## START Supplied data
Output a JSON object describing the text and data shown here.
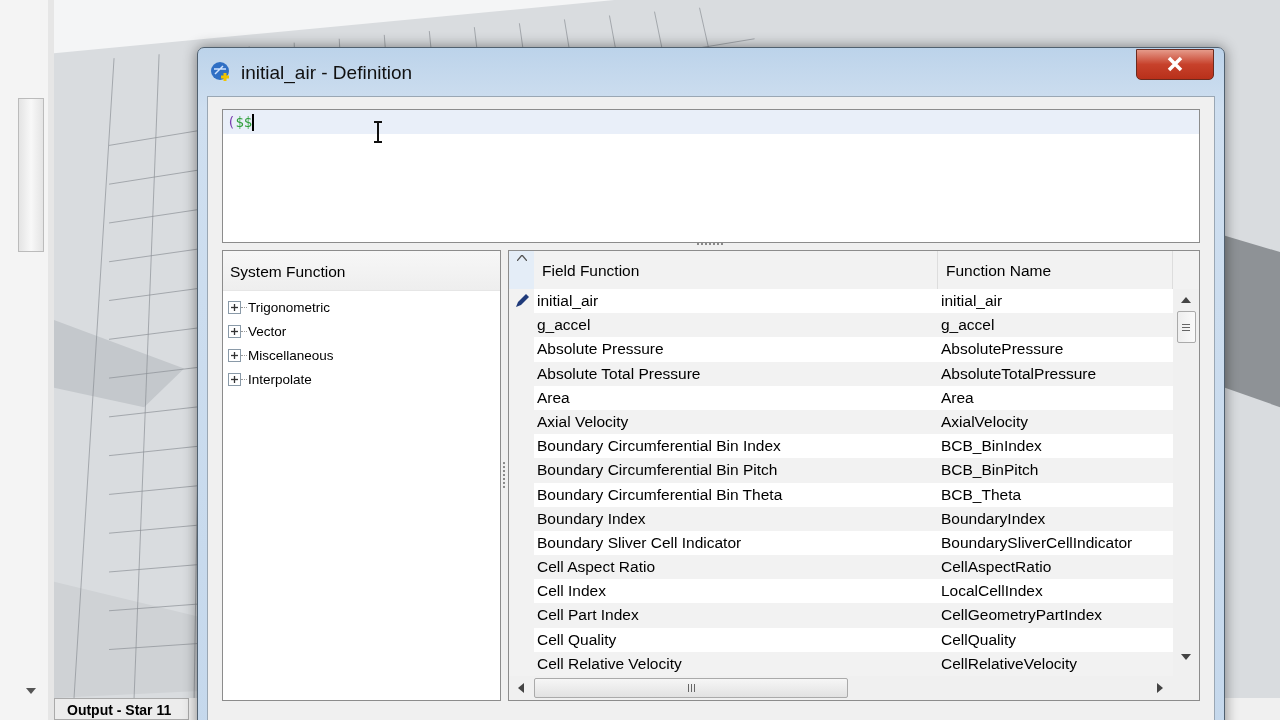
{
  "background": {
    "output_tab": "Output - Star 11"
  },
  "dialog": {
    "title": "initial_air - Definition",
    "expression": [
      {
        "kind": "paren",
        "text": "("
      },
      {
        "kind": "variable",
        "text": "$$"
      }
    ],
    "system_function": {
      "heading": "System Function",
      "items": [
        {
          "label": "Trigonometric",
          "expanded": false
        },
        {
          "label": "Vector",
          "expanded": false
        },
        {
          "label": "Miscellaneous",
          "expanded": false
        },
        {
          "label": "Interpolate",
          "expanded": false
        }
      ]
    },
    "table": {
      "columns": [
        "Field Function",
        "Function Name"
      ],
      "rows": [
        {
          "field_function": "initial_air",
          "function_name": "initial_air",
          "editing": true
        },
        {
          "field_function": "g_accel",
          "function_name": "g_accel",
          "editing": false
        },
        {
          "field_function": "Absolute Pressure",
          "function_name": "AbsolutePressure",
          "editing": false
        },
        {
          "field_function": "Absolute Total Pressure",
          "function_name": "AbsoluteTotalPressure",
          "editing": false
        },
        {
          "field_function": "Area",
          "function_name": "Area",
          "editing": false
        },
        {
          "field_function": "Axial Velocity",
          "function_name": "AxialVelocity",
          "editing": false
        },
        {
          "field_function": "Boundary Circumferential Bin Index",
          "function_name": "BCB_BinIndex",
          "editing": false
        },
        {
          "field_function": "Boundary Circumferential Bin Pitch",
          "function_name": "BCB_BinPitch",
          "editing": false
        },
        {
          "field_function": "Boundary Circumferential Bin Theta",
          "function_name": "BCB_Theta",
          "editing": false
        },
        {
          "field_function": "Boundary Index",
          "function_name": "BoundaryIndex",
          "editing": false
        },
        {
          "field_function": "Boundary Sliver Cell Indicator",
          "function_name": "BoundarySliverCellIndicator",
          "editing": false
        },
        {
          "field_function": "Cell Aspect Ratio",
          "function_name": "CellAspectRatio",
          "editing": false
        },
        {
          "field_function": "Cell Index",
          "function_name": "LocalCellIndex",
          "editing": false
        },
        {
          "field_function": "Cell Part Index",
          "function_name": "CellGeometryPartIndex",
          "editing": false
        },
        {
          "field_function": "Cell Quality",
          "function_name": "CellQuality",
          "editing": false
        },
        {
          "field_function": "Cell Relative Velocity",
          "function_name": "CellRelativeVelocity",
          "editing": false
        }
      ]
    }
  }
}
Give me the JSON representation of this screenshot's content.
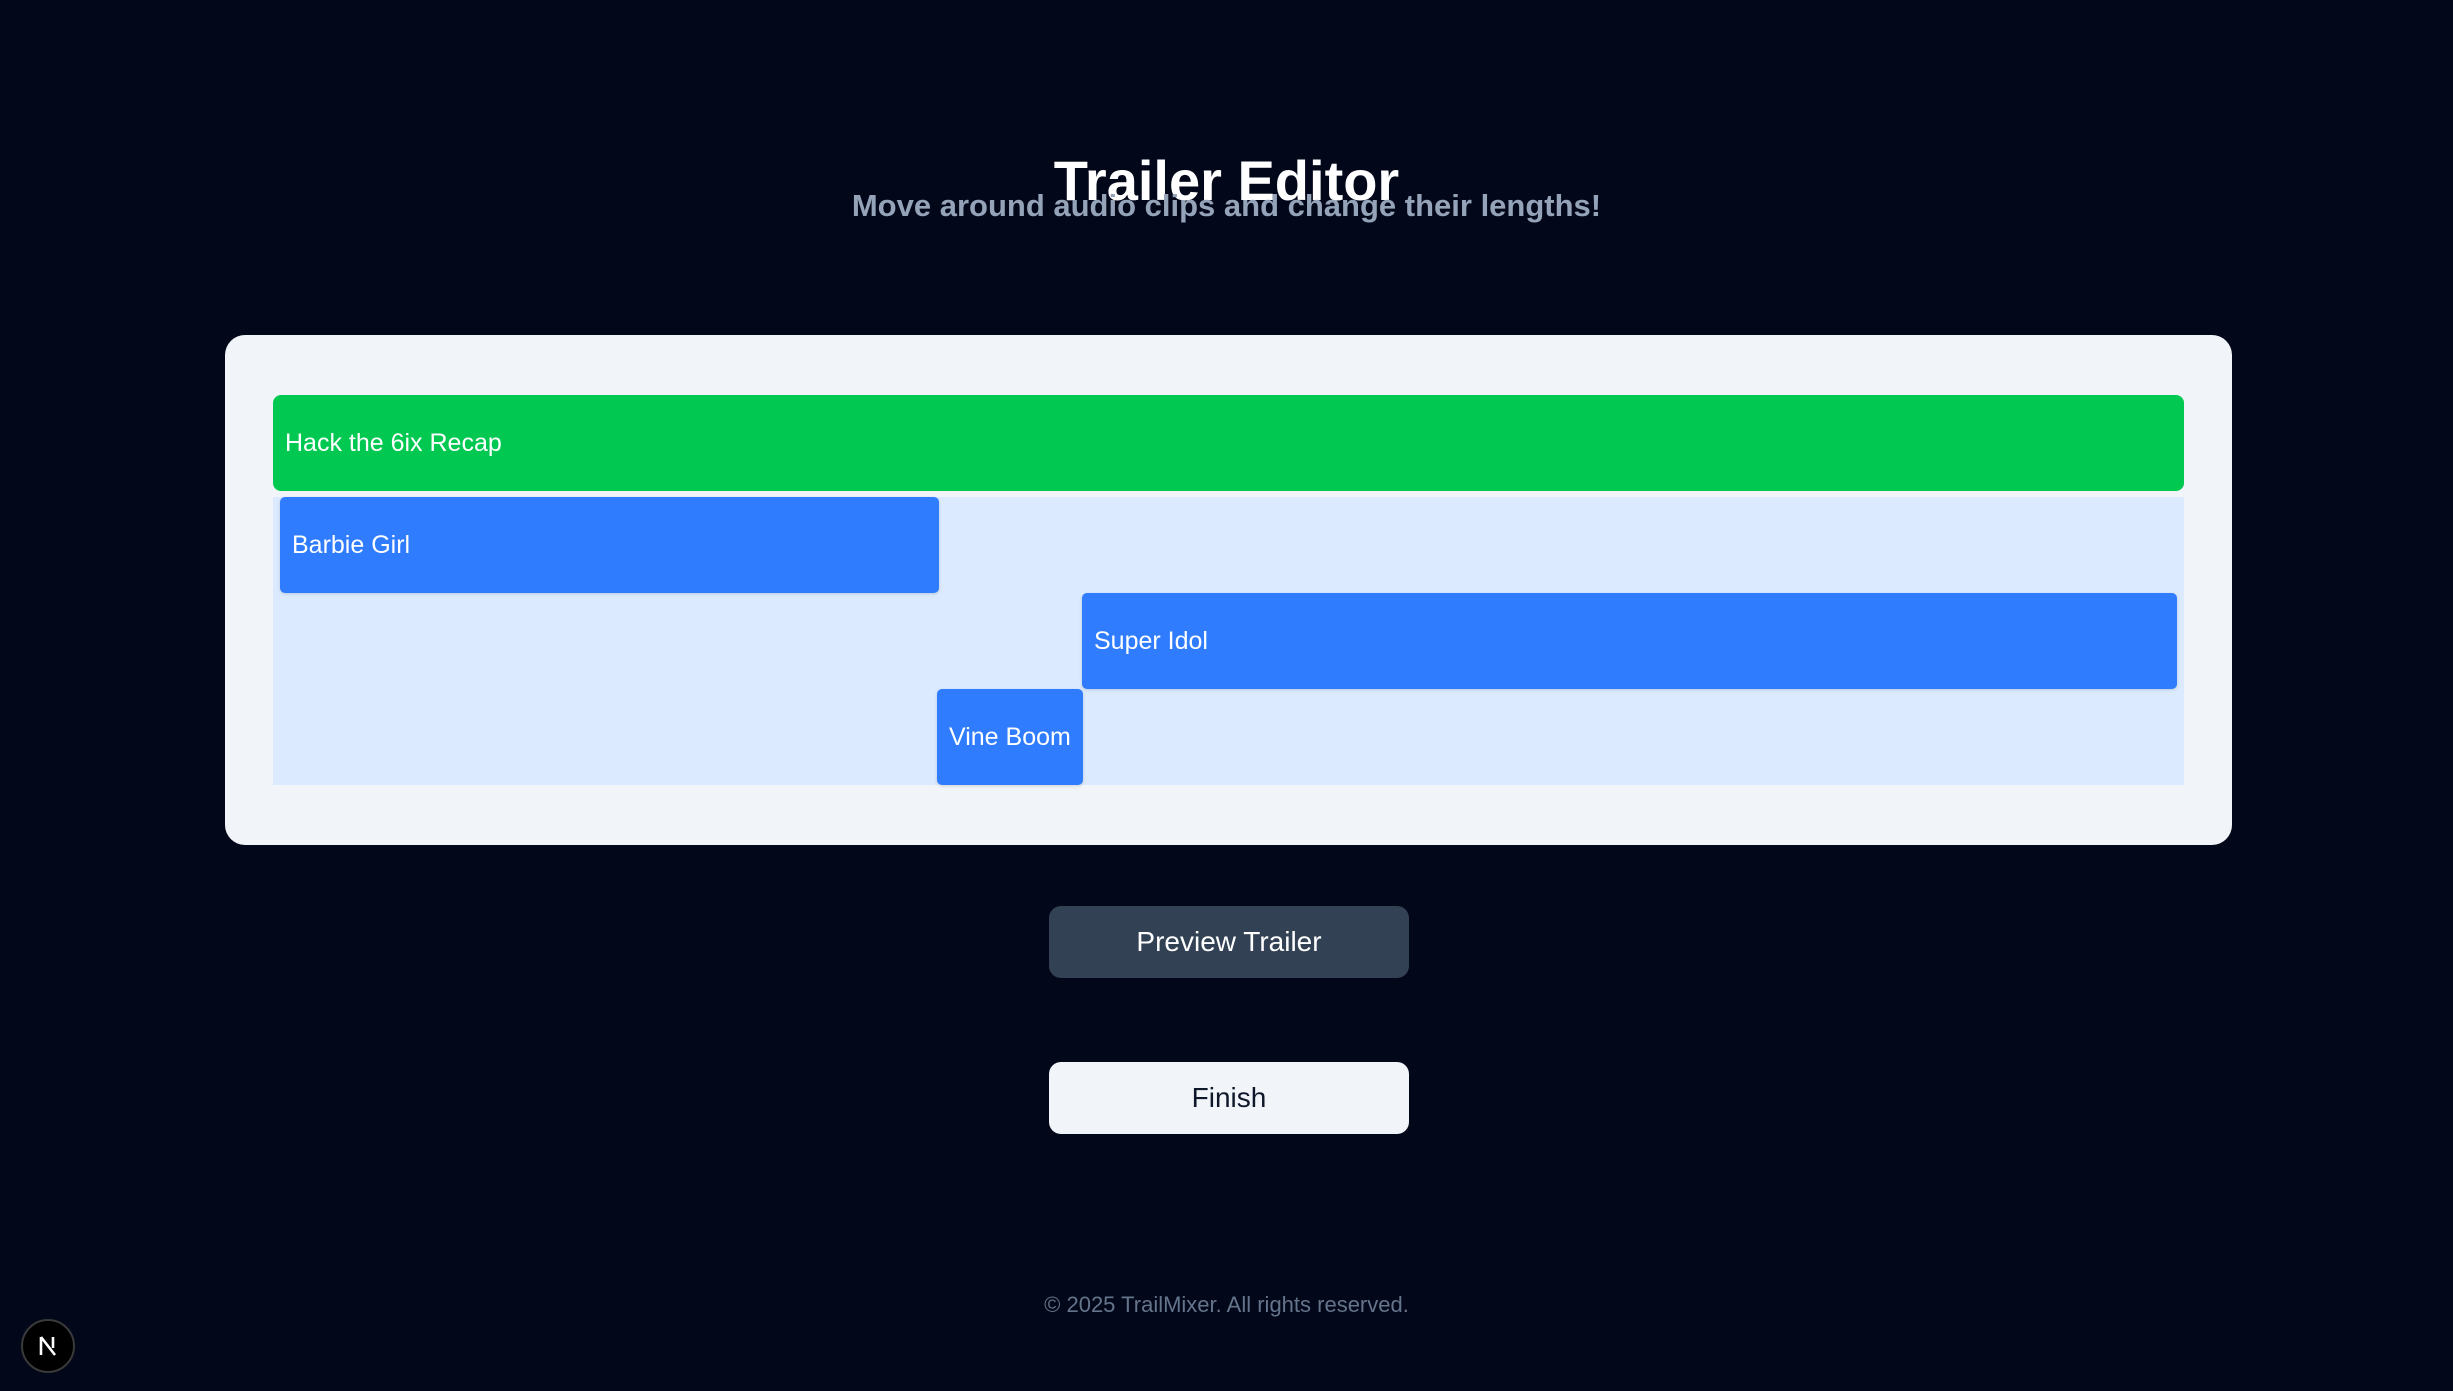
{
  "header": {
    "title": "Trailer Editor",
    "subtitle": "Move around audio clips and change their lengths!"
  },
  "timeline": {
    "main_track": {
      "label": "Hack the 6ix Recap",
      "color": "#00c851"
    },
    "clip_color": "#2f7cff",
    "lane_color": "#dbeafe",
    "clips": [
      {
        "label": "Barbie Girl"
      },
      {
        "label": "Super Idol"
      },
      {
        "label": "Vine Boom"
      }
    ]
  },
  "actions": {
    "preview_label": "Preview Trailer",
    "finish_label": "Finish"
  },
  "footer": {
    "text": "© 2025 TrailMixer. All rights reserved."
  },
  "dev_badge": {
    "icon": "nextjs-logo-icon"
  },
  "colors": {
    "background": "#03071a",
    "panel": "#f1f5f9",
    "preview_button": "#334155"
  }
}
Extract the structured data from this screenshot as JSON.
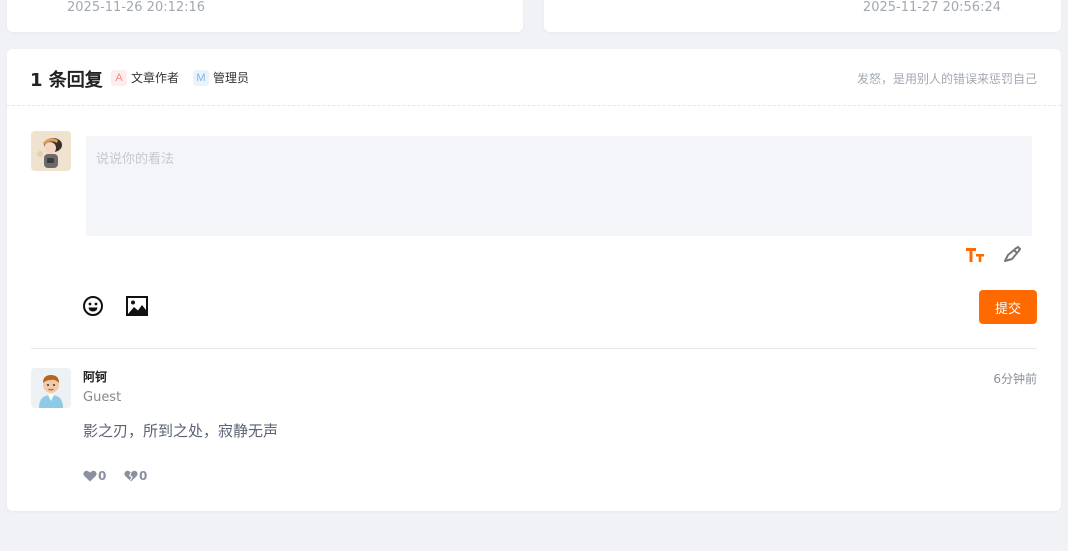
{
  "top_cards": {
    "left_date": "2025-11-26 20:12:16",
    "right_date": "2025-11-27 20:56:24"
  },
  "header": {
    "reply_count": "1 条回复",
    "author_tag_letter": "A",
    "author_tag_label": "文章作者",
    "admin_tag_letter": "M",
    "admin_tag_label": "管理员",
    "motto": "发怒，是用别人的错误来惩罚自己"
  },
  "composer": {
    "placeholder": "说说你的看法",
    "submit_label": "提交"
  },
  "comments": [
    {
      "name": "阿钶",
      "role": "Guest",
      "time": "6分钟前",
      "text": "影之刃，所到之处，寂静无声",
      "likes": "0",
      "dislikes": "0"
    }
  ],
  "colors": {
    "accent": "#ff6a00",
    "background": "#f1f2f5"
  }
}
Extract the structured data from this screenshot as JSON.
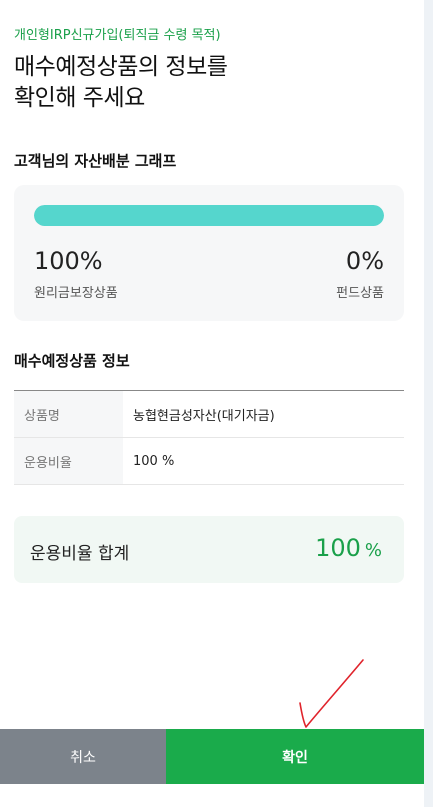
{
  "header": {
    "breadcrumb": "개인형IRP신규가입(퇴직금 수령 목적)",
    "title_line1": "매수예정상품의 정보를",
    "title_line2": "확인해 주세요"
  },
  "allocation": {
    "section_title": "고객님의 자산배분 그래프",
    "principal_share": 100,
    "left": {
      "percent": "100%",
      "label": "원리금보장상품"
    },
    "right": {
      "percent": "0%",
      "label": "펀드상품"
    },
    "colors": {
      "fill": "#55d6cd",
      "track": "#e3e6ea"
    }
  },
  "product_info": {
    "section_title": "매수예정상품 정보",
    "rows": [
      {
        "key": "상품명",
        "value": "농협현금성자산(대기자금)"
      },
      {
        "key": "운용비율",
        "value": "100 %"
      }
    ]
  },
  "summary": {
    "label": "운용비율 합계",
    "value": "100",
    "unit": "%",
    "accent": "#1aa04a"
  },
  "footer": {
    "cancel_label": "취소",
    "confirm_label": "확인"
  }
}
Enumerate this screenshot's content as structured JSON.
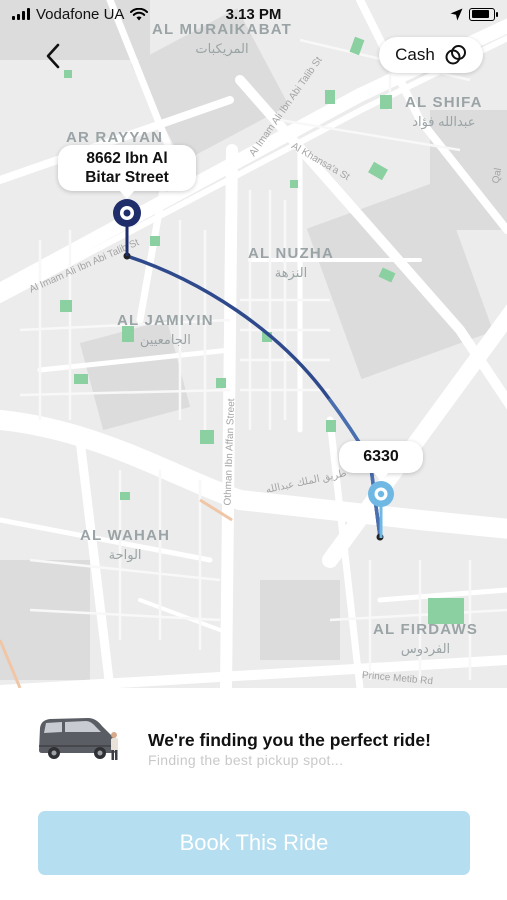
{
  "status_bar": {
    "carrier": "Vodafone UA",
    "time": "3.13 PM",
    "icons": [
      "signal-icon",
      "wifi-icon",
      "location-arrow-icon",
      "battery-icon"
    ]
  },
  "header": {
    "back_icon": "chevron-left-icon",
    "payment_label": "Cash",
    "payment_icon": "cash-icon"
  },
  "map": {
    "districts": [
      {
        "name": "AL MURAIKABAT",
        "arabic": "المريكبات"
      },
      {
        "name": "AL SHIFA",
        "arabic": "عبدالله فؤاد"
      },
      {
        "name": "AR RAYYAN",
        "arabic": ""
      },
      {
        "name": "AL NUZHA",
        "arabic": "النزهة"
      },
      {
        "name": "AL JAMIYIN",
        "arabic": "الجامعيين"
      },
      {
        "name": "AL WAHAH",
        "arabic": "الواحة"
      },
      {
        "name": "AL FIRDAWS",
        "arabic": "الفردوس"
      }
    ],
    "streets": [
      "Al Imam Ali Ibn Abi Talib St",
      "Al Khansa'a St",
      "Al Imam Ali Ibn Abi Talib St",
      "Othman Ibn Affan Street",
      "طريق الملك عبدالله",
      "Prince Metib Rd",
      "Qal"
    ],
    "pickup": {
      "label": "8662 Ibn Al Bitar Street",
      "label_line1": "8662 Ibn Al",
      "label_line2": "Bitar Street",
      "pin_color": "#1f2d6b"
    },
    "dropoff": {
      "label": "6330",
      "pin_color": "#6fb8e4"
    },
    "route_color": "#2f4a8c"
  },
  "ride": {
    "vehicle_icon": "van-icon",
    "title": "We're finding you the perfect ride!",
    "subtitle": "Finding the best pickup spot..."
  },
  "book_button_label": "Book This Ride",
  "colors": {
    "book_button": "#b5def0",
    "map_background": "#ececec",
    "park": "#8ad0a0"
  }
}
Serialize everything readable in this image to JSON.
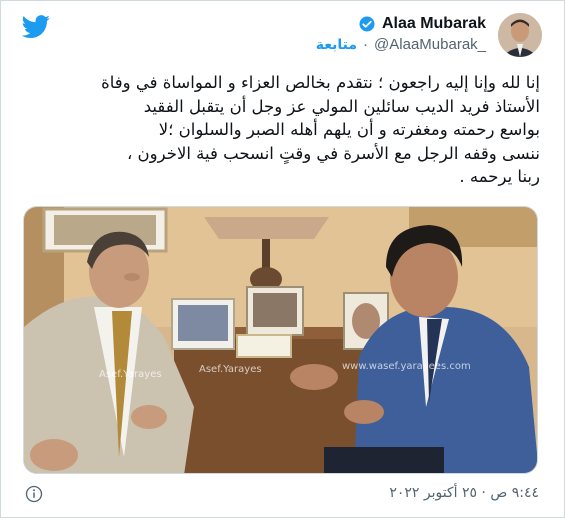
{
  "author": {
    "display_name": "Alaa Mubarak",
    "handle": "@AlaaMubarak_",
    "follow_label": "متابعة",
    "separator": "·"
  },
  "tweet": {
    "text": "إنا لله وإنا إليه راجعون ؛ نتقدم بخالص العزاء و المواساة في وفاة\nالأستاذ فريد الديب سائلين المولي عز وجل أن يتقبل الفقيد\nبواسع رحمته ومغفرته و أن  يلهم أهله الصبر والسلوان ؛لا\nننسى وقفه الرجل مع الأسرة في وقتٍ انسحب فية الاخرون ،\nربنا يرحمه .",
    "timestamp": "٩:٤٤ ص · ٢٥ أكتوبر ٢٠٢٢"
  },
  "media": {
    "watermarks": [
      "Asef.Yarayes",
      "Asef.Yarayes",
      "www.wasef.yarayees.com"
    ]
  },
  "icons": {
    "logo": "twitter-bird-icon",
    "verified": "verified-badge-icon",
    "info": "info-icon"
  },
  "colors": {
    "brand": "#1d9bf0",
    "text": "#0f1419",
    "muted": "#536471"
  }
}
## END Supplied data
Extract all lines that hold the word "JSON".

Output a JSON object describing the text and data shown here.
Give me the JSON representation of this screenshot's content.
Extract the structured data from this screenshot as JSON.
Extract the structured data from this screenshot as JSON.
Enumerate this screenshot's content as structured JSON.
Serialize everything readable in this image to JSON.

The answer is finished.